| WHAT IS EXPECTED |
Leaving out every picture, quote the data below exactly as it appears.

Dataset records on visual material:
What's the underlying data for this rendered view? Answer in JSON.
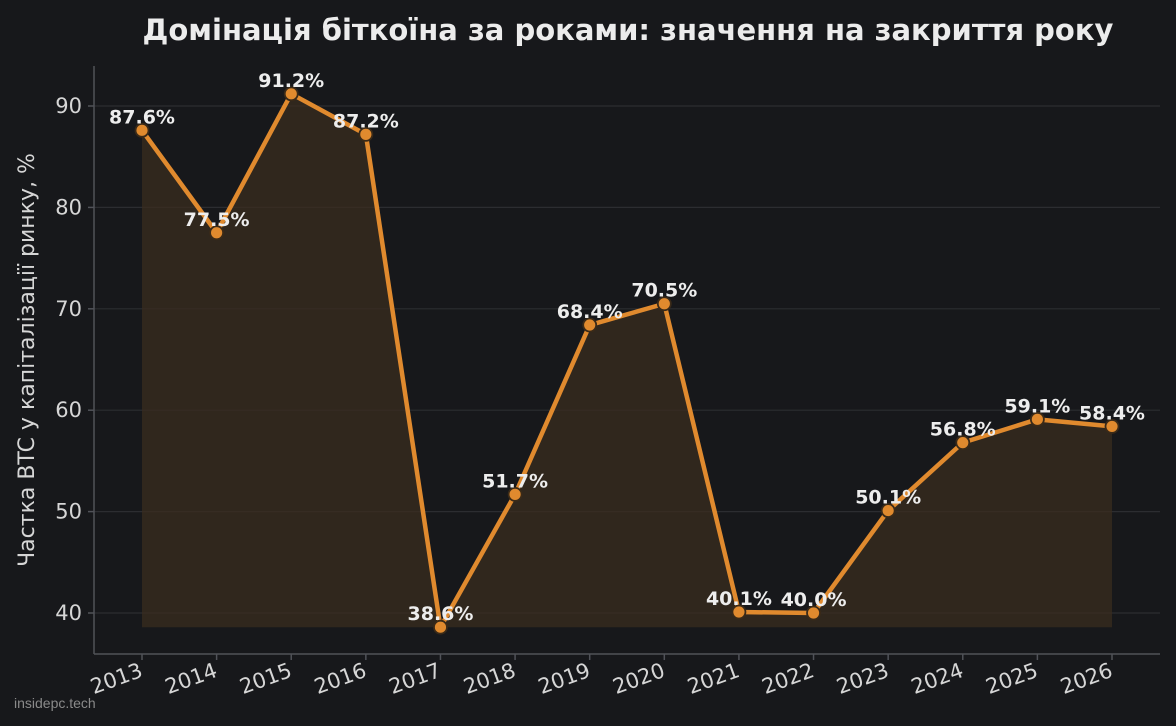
{
  "colors": {
    "background": "#17181b",
    "line": "#e08a2e",
    "marker_fill": "#e08a2e",
    "marker_edge": "#3a2a18",
    "area_fill": "#3a2c1f",
    "grid": "#2c2d31",
    "axis": "#505258",
    "text": "#d6d6d6"
  },
  "watermark": "insidepc.tech",
  "chart_data": {
    "type": "line",
    "title": "Домінація біткоїна за роками: значення на закриття року",
    "xlabel": "",
    "ylabel": "Частка BTC у капіталізації ринку, %",
    "categories": [
      "2013",
      "2014",
      "2015",
      "2016",
      "2017",
      "2018",
      "2019",
      "2020",
      "2021",
      "2022",
      "2023",
      "2024",
      "2025",
      "2026"
    ],
    "values": [
      87.6,
      77.5,
      91.2,
      87.2,
      38.6,
      51.7,
      68.4,
      70.5,
      40.1,
      40.0,
      50.1,
      56.8,
      59.1,
      58.4
    ],
    "data_labels": [
      "87.6%",
      "77.5%",
      "91.2%",
      "87.2%",
      "38.6%",
      "51.7%",
      "68.4%",
      "70.5%",
      "40.1%",
      "40.0%",
      "50.1%",
      "56.8%",
      "59.1%",
      "58.4%"
    ],
    "yticks": [
      40,
      50,
      60,
      70,
      80,
      90
    ],
    "ylim": [
      36,
      94
    ],
    "grid": true,
    "area_fill": true,
    "x_tick_rotation": "rotated"
  }
}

| THE RESPONSE |
What's the underlying data for this rendered view? Answer in JSON.
{
  "colors": {
    "background": "#17181b",
    "line": "#e08a2e",
    "marker_fill": "#e08a2e",
    "marker_edge": "#3a2a18",
    "area_fill": "#3a2c1f",
    "grid": "#2c2d31",
    "axis": "#505258",
    "text": "#d6d6d6"
  },
  "watermark": "insidepc.tech",
  "chart_data": {
    "type": "line",
    "title": "Домінація біткоїна за роками: значення на закриття року",
    "xlabel": "",
    "ylabel": "Частка BTC у капіталізації ринку, %",
    "categories": [
      "2013",
      "2014",
      "2015",
      "2016",
      "2017",
      "2018",
      "2019",
      "2020",
      "2021",
      "2022",
      "2023",
      "2024",
      "2025",
      "2026"
    ],
    "values": [
      87.6,
      77.5,
      91.2,
      87.2,
      38.6,
      51.7,
      68.4,
      70.5,
      40.1,
      40.0,
      50.1,
      56.8,
      59.1,
      58.4
    ],
    "data_labels": [
      "87.6%",
      "77.5%",
      "91.2%",
      "87.2%",
      "38.6%",
      "51.7%",
      "68.4%",
      "70.5%",
      "40.1%",
      "40.0%",
      "50.1%",
      "56.8%",
      "59.1%",
      "58.4%"
    ],
    "yticks": [
      40,
      50,
      60,
      70,
      80,
      90
    ],
    "ylim": [
      36,
      94
    ],
    "grid": true,
    "area_fill": true,
    "x_tick_rotation": "rotated"
  }
}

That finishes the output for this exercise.